Records for the exercise:

═══

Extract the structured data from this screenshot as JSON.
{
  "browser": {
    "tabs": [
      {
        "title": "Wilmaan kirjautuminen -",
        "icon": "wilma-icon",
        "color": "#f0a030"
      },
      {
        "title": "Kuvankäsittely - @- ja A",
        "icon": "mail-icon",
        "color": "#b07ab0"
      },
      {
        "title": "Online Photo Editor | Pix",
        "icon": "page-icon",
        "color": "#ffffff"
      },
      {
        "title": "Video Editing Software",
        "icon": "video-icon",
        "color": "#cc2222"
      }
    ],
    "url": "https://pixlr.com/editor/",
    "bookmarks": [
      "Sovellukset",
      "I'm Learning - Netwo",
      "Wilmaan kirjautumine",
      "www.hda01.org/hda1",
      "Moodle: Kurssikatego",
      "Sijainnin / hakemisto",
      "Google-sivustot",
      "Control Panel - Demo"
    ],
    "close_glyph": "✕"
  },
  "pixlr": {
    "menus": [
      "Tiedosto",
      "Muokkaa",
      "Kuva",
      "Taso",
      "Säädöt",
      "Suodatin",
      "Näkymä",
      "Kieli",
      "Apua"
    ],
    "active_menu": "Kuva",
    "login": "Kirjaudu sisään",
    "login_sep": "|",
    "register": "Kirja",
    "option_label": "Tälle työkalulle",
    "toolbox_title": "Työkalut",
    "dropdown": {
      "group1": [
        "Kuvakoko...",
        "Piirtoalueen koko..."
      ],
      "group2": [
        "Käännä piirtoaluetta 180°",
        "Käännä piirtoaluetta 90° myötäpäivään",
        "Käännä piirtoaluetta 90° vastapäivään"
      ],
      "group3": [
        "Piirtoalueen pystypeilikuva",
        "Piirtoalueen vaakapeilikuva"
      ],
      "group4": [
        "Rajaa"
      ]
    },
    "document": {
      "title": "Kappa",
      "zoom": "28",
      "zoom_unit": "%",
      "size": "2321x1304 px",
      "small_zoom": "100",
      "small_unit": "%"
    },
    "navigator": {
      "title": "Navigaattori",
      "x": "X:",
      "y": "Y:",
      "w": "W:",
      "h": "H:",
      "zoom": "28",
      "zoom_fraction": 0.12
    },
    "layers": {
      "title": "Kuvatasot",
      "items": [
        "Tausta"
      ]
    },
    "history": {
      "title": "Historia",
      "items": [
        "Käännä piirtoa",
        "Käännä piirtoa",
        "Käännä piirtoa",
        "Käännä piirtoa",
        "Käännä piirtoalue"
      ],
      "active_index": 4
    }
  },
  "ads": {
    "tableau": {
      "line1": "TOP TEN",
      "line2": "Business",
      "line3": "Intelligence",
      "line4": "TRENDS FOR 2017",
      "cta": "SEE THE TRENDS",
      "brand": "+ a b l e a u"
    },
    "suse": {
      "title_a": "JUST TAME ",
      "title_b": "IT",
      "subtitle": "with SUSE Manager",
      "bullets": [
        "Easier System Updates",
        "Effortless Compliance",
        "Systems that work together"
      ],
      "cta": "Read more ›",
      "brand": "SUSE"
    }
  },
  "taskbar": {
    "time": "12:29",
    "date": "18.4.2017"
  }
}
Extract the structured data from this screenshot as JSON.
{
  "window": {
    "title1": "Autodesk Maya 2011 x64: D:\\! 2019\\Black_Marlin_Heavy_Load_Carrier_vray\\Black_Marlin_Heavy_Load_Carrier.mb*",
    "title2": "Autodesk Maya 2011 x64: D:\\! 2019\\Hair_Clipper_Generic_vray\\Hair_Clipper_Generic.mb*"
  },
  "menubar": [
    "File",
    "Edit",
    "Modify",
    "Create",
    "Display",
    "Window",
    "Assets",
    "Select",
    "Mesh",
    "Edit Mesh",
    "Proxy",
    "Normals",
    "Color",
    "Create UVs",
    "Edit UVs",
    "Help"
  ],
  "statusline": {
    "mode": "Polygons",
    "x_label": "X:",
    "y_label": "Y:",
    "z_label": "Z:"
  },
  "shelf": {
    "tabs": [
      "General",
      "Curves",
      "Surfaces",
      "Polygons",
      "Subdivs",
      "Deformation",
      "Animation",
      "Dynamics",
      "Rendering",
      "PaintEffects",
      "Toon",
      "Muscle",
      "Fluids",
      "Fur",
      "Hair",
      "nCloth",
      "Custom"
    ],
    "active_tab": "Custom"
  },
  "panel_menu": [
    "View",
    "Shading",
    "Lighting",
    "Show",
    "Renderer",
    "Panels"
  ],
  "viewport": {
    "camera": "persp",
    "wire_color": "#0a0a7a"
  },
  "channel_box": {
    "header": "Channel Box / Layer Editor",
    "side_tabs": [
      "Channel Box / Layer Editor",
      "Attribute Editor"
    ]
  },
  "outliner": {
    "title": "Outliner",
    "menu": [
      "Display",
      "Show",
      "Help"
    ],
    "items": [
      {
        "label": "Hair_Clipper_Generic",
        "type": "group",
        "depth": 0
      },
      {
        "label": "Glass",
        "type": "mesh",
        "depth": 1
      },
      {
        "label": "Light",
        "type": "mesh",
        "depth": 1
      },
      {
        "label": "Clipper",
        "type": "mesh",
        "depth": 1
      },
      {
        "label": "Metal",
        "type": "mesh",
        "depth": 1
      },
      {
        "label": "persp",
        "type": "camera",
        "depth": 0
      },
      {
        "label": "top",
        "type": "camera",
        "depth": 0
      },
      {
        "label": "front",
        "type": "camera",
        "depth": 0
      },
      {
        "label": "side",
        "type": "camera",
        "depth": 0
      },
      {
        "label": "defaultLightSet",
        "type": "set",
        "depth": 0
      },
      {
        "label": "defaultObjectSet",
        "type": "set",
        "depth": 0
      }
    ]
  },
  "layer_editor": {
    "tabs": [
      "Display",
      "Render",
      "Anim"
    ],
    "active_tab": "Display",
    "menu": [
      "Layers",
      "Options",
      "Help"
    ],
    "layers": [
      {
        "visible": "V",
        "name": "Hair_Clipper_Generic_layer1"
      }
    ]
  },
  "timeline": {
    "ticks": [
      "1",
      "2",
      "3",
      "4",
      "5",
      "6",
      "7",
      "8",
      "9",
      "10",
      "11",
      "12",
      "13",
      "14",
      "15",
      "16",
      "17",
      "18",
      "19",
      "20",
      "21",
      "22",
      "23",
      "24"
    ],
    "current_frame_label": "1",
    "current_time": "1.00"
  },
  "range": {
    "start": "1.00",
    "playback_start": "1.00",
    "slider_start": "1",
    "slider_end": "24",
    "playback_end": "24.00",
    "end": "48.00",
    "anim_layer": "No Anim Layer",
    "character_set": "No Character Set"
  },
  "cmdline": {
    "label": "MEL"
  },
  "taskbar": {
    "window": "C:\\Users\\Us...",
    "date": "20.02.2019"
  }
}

═══

Task prompt: Reproduce the full listing word for word.

Expected answer:
Extract the structured data from this screenshot as JSON.
{
  "browser": {
    "tabs": [
      {
        "title": "Wilmaan kirjautuminen -",
        "icon": "wilma-icon",
        "color": "#f0a030"
      },
      {
        "title": "Kuvankäsittely - @- ja A",
        "icon": "mail-icon",
        "color": "#b07ab0"
      },
      {
        "title": "Online Photo Editor | Pix",
        "icon": "page-icon",
        "color": "#ffffff"
      },
      {
        "title": "Video Editing Software",
        "icon": "video-icon",
        "color": "#cc2222"
      }
    ],
    "url": "https://pixlr.com/editor/",
    "bookmarks": [
      "Sovellukset",
      "I'm Learning - Netwo",
      "Wilmaan kirjautumine",
      "www.hda01.org/hda1",
      "Moodle: Kurssikatego",
      "Sijainnin / hakemisto",
      "Google-sivustot",
      "Control Panel - Demo"
    ],
    "close_glyph": "✕"
  },
  "pixlr": {
    "menus": [
      "Tiedosto",
      "Muokkaa",
      "Kuva",
      "Taso",
      "Säädöt",
      "Suodatin",
      "Näkymä",
      "Kieli",
      "Apua"
    ],
    "active_menu": "Kuva",
    "login": "Kirjaudu sisään",
    "login_sep": "|",
    "register": "Kirja",
    "option_label": "Tälle työkalulle",
    "toolbox_title": "Työkalut",
    "dropdown": {
      "group1": [
        "Kuvakoko...",
        "Piirtoalueen koko..."
      ],
      "group2": [
        "Käännä piirtoaluetta 180°",
        "Käännä piirtoaluetta 90° myötäpäivään",
        "Käännä piirtoaluetta 90° vastapäivään"
      ],
      "group3": [
        "Piirtoalueen pystypeilikuva",
        "Piirtoalueen vaakapeilikuva"
      ],
      "group4": [
        "Rajaa"
      ]
    },
    "document": {
      "title": "Kappa",
      "zoom": "28",
      "zoom_unit": "%",
      "size": "2321x1304 px",
      "small_zoom": "100",
      "small_unit": "%"
    },
    "navigator": {
      "title": "Navigaattori",
      "x": "X:",
      "y": "Y:",
      "w": "W:",
      "h": "H:",
      "zoom": "28",
      "zoom_fraction": 0.12
    },
    "layers": {
      "title": "Kuvatasot",
      "items": [
        "Tausta"
      ]
    },
    "history": {
      "title": "Historia",
      "items": [
        "Käännä piirtoa",
        "Käännä piirtoa",
        "Käännä piirtoa",
        "Käännä piirtoa",
        "Käännä piirtoalue"
      ],
      "active_index": 4
    }
  },
  "ads": {
    "tableau": {
      "line1": "TOP TEN",
      "line2": "Business",
      "line3": "Intelligence",
      "line4": "TRENDS FOR 2017",
      "cta": "SEE THE TRENDS",
      "brand": "+ a b l e a u"
    },
    "suse": {
      "title_a": "JUST TAME ",
      "title_b": "IT",
      "subtitle": "with SUSE Manager",
      "bullets": [
        "Easier System Updates",
        "Effortless Compliance",
        "Systems that work together"
      ],
      "cta": "Read more ›",
      "brand": "SUSE"
    }
  },
  "taskbar": {
    "time": "12:29",
    "date": "18.4.2017"
  }
}
Extract the structured data from this screenshot as JSON.
{
  "window": {
    "title1": "Autodesk Maya 2011 x64: D:\\! 2019\\Black_Marlin_Heavy_Load_Carrier_vray\\Black_Marlin_Heavy_Load_Carrier.mb*",
    "title2": "Autodesk Maya 2011 x64: D:\\! 2019\\Hair_Clipper_Generic_vray\\Hair_Clipper_Generic.mb*"
  },
  "menubar": [
    "File",
    "Edit",
    "Modify",
    "Create",
    "Display",
    "Window",
    "Assets",
    "Select",
    "Mesh",
    "Edit Mesh",
    "Proxy",
    "Normals",
    "Color",
    "Create UVs",
    "Edit UVs",
    "Help"
  ],
  "statusline": {
    "mode": "Polygons",
    "x_label": "X:",
    "y_label": "Y:",
    "z_label": "Z:"
  },
  "shelf": {
    "tabs": [
      "General",
      "Curves",
      "Surfaces",
      "Polygons",
      "Subdivs",
      "Deformation",
      "Animation",
      "Dynamics",
      "Rendering",
      "PaintEffects",
      "Toon",
      "Muscle",
      "Fluids",
      "Fur",
      "Hair",
      "nCloth",
      "Custom"
    ],
    "active_tab": "Custom"
  },
  "panel_menu": [
    "View",
    "Shading",
    "Lighting",
    "Show",
    "Renderer",
    "Panels"
  ],
  "viewport": {
    "camera": "persp",
    "wire_color": "#0a0a7a"
  },
  "channel_box": {
    "header": "Channel Box / Layer Editor",
    "side_tabs": [
      "Channel Box / Layer Editor",
      "Attribute Editor"
    ]
  },
  "outliner": {
    "title": "Outliner",
    "menu": [
      "Display",
      "Show",
      "Help"
    ],
    "items": [
      {
        "label": "Hair_Clipper_Generic",
        "type": "group",
        "depth": 0
      },
      {
        "label": "Glass",
        "type": "mesh",
        "depth": 1
      },
      {
        "label": "Light",
        "type": "mesh",
        "depth": 1
      },
      {
        "label": "Clipper",
        "type": "mesh",
        "depth": 1
      },
      {
        "label": "Metal",
        "type": "mesh",
        "depth": 1
      },
      {
        "label": "persp",
        "type": "camera",
        "depth": 0
      },
      {
        "label": "top",
        "type": "camera",
        "depth": 0
      },
      {
        "label": "front",
        "type": "camera",
        "depth": 0
      },
      {
        "label": "side",
        "type": "camera",
        "depth": 0
      },
      {
        "label": "defaultLightSet",
        "type": "set",
        "depth": 0
      },
      {
        "label": "defaultObjectSet",
        "type": "set",
        "depth": 0
      }
    ]
  },
  "layer_editor": {
    "tabs": [
      "Display",
      "Render",
      "Anim"
    ],
    "active_tab": "Display",
    "menu": [
      "Layers",
      "Options",
      "Help"
    ],
    "layers": [
      {
        "visible": "V",
        "name": "Hair_Clipper_Generic_layer1"
      }
    ]
  },
  "timeline": {
    "ticks": [
      "1",
      "2",
      "3",
      "4",
      "5",
      "6",
      "7",
      "8",
      "9",
      "10",
      "11",
      "12",
      "13",
      "14",
      "15",
      "16",
      "17",
      "18",
      "19",
      "20",
      "21",
      "22",
      "23",
      "24"
    ],
    "current_frame_label": "1",
    "current_time": "1.00"
  },
  "range": {
    "start": "1.00",
    "playback_start": "1.00",
    "slider_start": "1",
    "slider_end": "24",
    "playback_end": "24.00",
    "end": "48.00",
    "anim_layer": "No Anim Layer",
    "character_set": "No Character Set"
  },
  "cmdline": {
    "label": "MEL"
  },
  "taskbar": {
    "window": "C:\\Users\\Us...",
    "date": "20.02.2019"
  }
}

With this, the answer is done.